> _Items from a dataset_:

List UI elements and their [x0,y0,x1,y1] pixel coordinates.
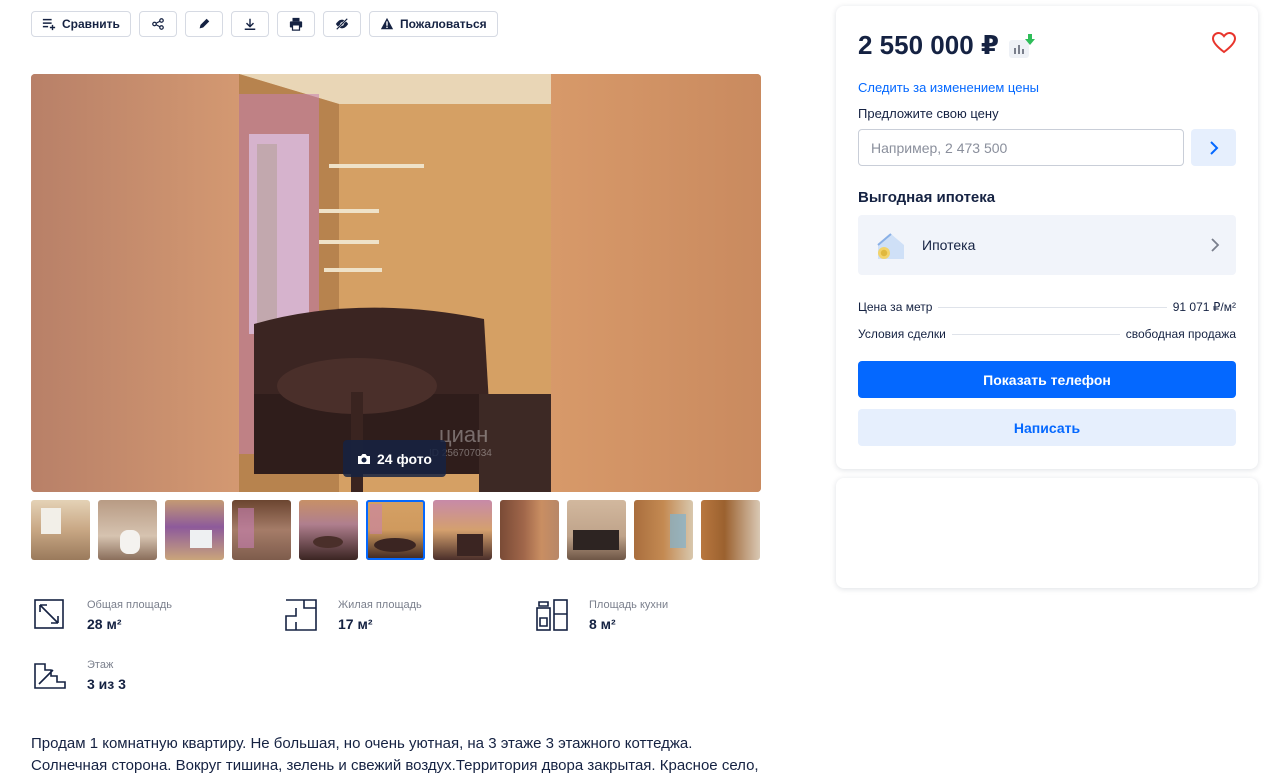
write-message-button[interactable]: Написать [858,409,1236,446]
feature-kitchen-area: Площадь кухни 8 м² [535,598,668,632]
thumbnail[interactable] [500,500,559,560]
share-icon [152,18,164,30]
living-area-icon [285,599,317,631]
share-button[interactable] [138,11,177,37]
thumbnail[interactable] [567,500,626,560]
photo-count-label: 24 фото [377,450,432,467]
chevron-right-icon [1211,238,1220,252]
camera-icon [358,453,370,464]
listing-description: Продам 1 комнатную квартиру. Не большая,… [31,735,759,774]
favorite-heart-icon[interactable] [1212,32,1236,54]
feature-label: Площадь кухни [589,599,669,611]
price-per-meter-row: Цена за метр 91 071 ₽/м² [858,300,1236,314]
feature-value: 8 м² [589,616,616,632]
photo-count-button[interactable]: 24 фото [343,440,446,477]
house-coin-icon [877,233,904,259]
warning-icon [380,17,394,30]
thumbnail[interactable] [165,500,224,560]
download-icon [244,18,256,30]
compare-icon [42,18,56,31]
dotted-divider [951,334,1120,335]
total-area-icon [34,599,64,629]
thumbnail-strip [31,500,760,560]
offer-submit-button[interactable] [1191,129,1236,166]
feature-label: Этаж [87,659,114,671]
price-value: 2 550 000 ₽ [858,30,999,60]
price-per-meter-value: 91 071 ₽/м² [1172,300,1236,314]
stairs-icon [34,663,66,689]
feature-value: 3 из 3 [87,676,126,692]
price-card: 2 550 000 ₽ Следить за изменением цены П… [836,6,1258,469]
compare-label: Сравнить [62,17,120,31]
thumbnail[interactable] [299,500,358,560]
thumbnail[interactable] [232,500,291,560]
feature-label: Жилая площадь [338,599,422,611]
feature-value: 17 м² [338,616,373,632]
thumbnail[interactable] [433,500,492,560]
price-history-icon[interactable] [1008,33,1035,58]
deal-terms-row: Условия сделки свободная продажа [858,327,1236,341]
feature-label: Общая площадь [87,599,172,611]
complain-label: Пожаловаться [399,17,487,31]
mortgage-label: Ипотека [922,237,976,253]
watermark-text: циан [439,422,488,447]
dotted-divider [938,307,1167,308]
feature-floor: Этаж 3 из 3 [33,658,126,692]
secondary-card [836,478,1258,588]
track-price-link[interactable]: Следить за изменением цены [858,80,1039,95]
feature-value: 28 м² [87,616,122,632]
price-per-meter-label: Цена за метр [858,300,933,314]
pencil-icon [199,18,210,29]
show-phone-button[interactable]: Показать телефон [858,361,1236,398]
deal-terms-label: Условия сделки [858,327,946,341]
feature-living-area: Жилая площадь 17 м² [284,598,422,632]
mortgage-title: Выгодная ипотека [858,189,996,206]
deal-terms-value: свободная продажа [1125,327,1236,341]
print-button[interactable] [276,11,315,37]
thumbnail[interactable] [98,500,157,560]
listing-toolbar: Сравнить Пожаловаться [31,11,498,37]
main-photo[interactable]: циан ID 256707034 [239,74,551,492]
thumbnail[interactable] [634,500,693,560]
thumbnail-active[interactable] [366,500,425,560]
hide-button[interactable] [322,11,361,37]
room-photo-illustration: циан ID 256707034 [239,74,551,492]
chevron-right-icon [1209,140,1218,155]
mortgage-row[interactable]: Ипотека [858,215,1236,275]
download-button[interactable] [230,11,269,37]
photo-gallery[interactable]: циан ID 256707034 [31,74,761,492]
eye-off-icon [335,18,349,30]
kitchen-icon [536,599,568,631]
thumbnail[interactable] [31,500,90,560]
compare-button[interactable]: Сравнить [31,11,131,37]
offer-price-input[interactable] [858,129,1184,166]
feature-total-area: Общая площадь 28 м² [33,598,172,632]
price: 2 550 000 ₽ [858,30,1035,61]
complain-button[interactable]: Пожаловаться [368,11,498,37]
edit-button[interactable] [184,11,223,37]
print-icon [289,17,303,31]
offer-price-label: Предложите свою цену [858,106,999,121]
thumbnail[interactable] [701,500,760,560]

> _Problem to solve_: Copy out every one of the lines above word for word, omitting the picture.

> _Answer_:
List UI elements and their [x0,y0,x1,y1] pixel coordinates.
write-message-button[interactable]: Написать [858,409,1236,446]
feature-kitchen-area: Площадь кухни 8 м² [535,598,668,632]
thumbnail[interactable] [500,500,559,560]
share-icon [152,18,164,30]
living-area-icon [285,599,317,631]
share-button[interactable] [138,11,177,37]
thumbnail[interactable] [567,500,626,560]
photo-count-label: 24 фото [377,450,432,467]
chevron-right-icon [1211,238,1220,252]
camera-icon [358,453,370,464]
listing-description: Продам 1 комнатную квартиру. Не большая,… [31,735,759,774]
favorite-heart-icon[interactable] [1212,32,1236,54]
feature-label: Площадь кухни [589,599,669,611]
price-per-meter-row: Цена за метр 91 071 ₽/м² [858,300,1236,314]
feature-value: 8 м² [589,616,616,632]
photo-count-button[interactable]: 24 фото [343,440,446,477]
house-coin-icon [877,233,904,259]
warning-icon [380,17,394,30]
thumbnail[interactable] [165,500,224,560]
download-icon [244,18,256,30]
compare-icon [42,18,56,31]
dotted-divider [951,334,1120,335]
total-area-icon [34,599,64,629]
thumbnail-strip [31,500,760,560]
offer-submit-button[interactable] [1191,129,1236,166]
feature-label: Этаж [87,659,114,671]
price-value: 2 550 000 ₽ [858,30,999,60]
price-per-meter-value: 91 071 ₽/м² [1172,300,1236,314]
stairs-icon [34,663,66,689]
feature-value: 3 из 3 [87,676,126,692]
price-card: 2 550 000 ₽ Следить за изменением цены П… [836,6,1258,469]
compare-label: Сравнить [62,17,120,31]
thumbnail[interactable] [299,500,358,560]
thumbnail[interactable] [232,500,291,560]
feature-label: Жилая площадь [338,599,422,611]
feature-value: 17 м² [338,616,373,632]
thumbnail[interactable] [433,500,492,560]
price-history-icon[interactable] [1008,33,1035,58]
deal-terms-row: Условия сделки свободная продажа [858,327,1236,341]
feature-label: Общая площадь [87,599,172,611]
complain-label: Пожаловаться [399,17,487,31]
mortgage-label: Ипотека [922,237,976,253]
watermark-text: циан [439,422,488,447]
dotted-divider [938,307,1167,308]
feature-floor: Этаж 3 из 3 [33,658,126,692]
secondary-card [836,478,1258,588]
track-price-link[interactable]: Следить за изменением цены [858,80,1039,95]
feature-value: 28 м² [87,616,122,632]
price-per-meter-label: Цена за метр [858,300,933,314]
pencil-icon [199,18,210,29]
show-phone-button[interactable]: Показать телефон [858,361,1236,398]
deal-terms-label: Условия сделки [858,327,946,341]
feature-living-area: Жилая площадь 17 м² [284,598,422,632]
mortgage-title: Выгодная ипотека [858,189,996,206]
deal-terms-value: свободная продажа [1125,327,1236,341]
print-button[interactable] [276,11,315,37]
thumbnail[interactable] [98,500,157,560]
listing-toolbar: Сравнить Пожаловаться [31,11,498,37]
main-photo[interactable]: циан ID 256707034 [239,74,551,492]
thumbnail[interactable] [634,500,693,560]
thumbnail-active[interactable] [366,500,425,560]
hide-button[interactable] [322,11,361,37]
room-photo-illustration: циан ID 256707034 [239,74,551,492]
chevron-right-icon [1209,140,1218,155]
mortgage-row[interactable]: Ипотека [858,215,1236,275]
download-button[interactable] [230,11,269,37]
photo-gallery[interactable]: циан ID 256707034 [31,74,761,492]
eye-off-icon [335,18,349,30]
kitchen-icon [536,599,568,631]
thumbnail[interactable] [31,500,90,560]
compare-button[interactable]: Сравнить [31,11,131,37]
offer-price-input[interactable] [858,129,1184,166]
feature-total-area: Общая площадь 28 м² [33,598,172,632]
price: 2 550 000 ₽ [858,30,1035,61]
complain-button[interactable]: Пожаловаться [368,11,498,37]
edit-button[interactable] [184,11,223,37]
print-icon [289,17,303,31]
offer-price-label: Предложите свою цену [858,106,999,121]
thumbnail[interactable] [701,500,760,560]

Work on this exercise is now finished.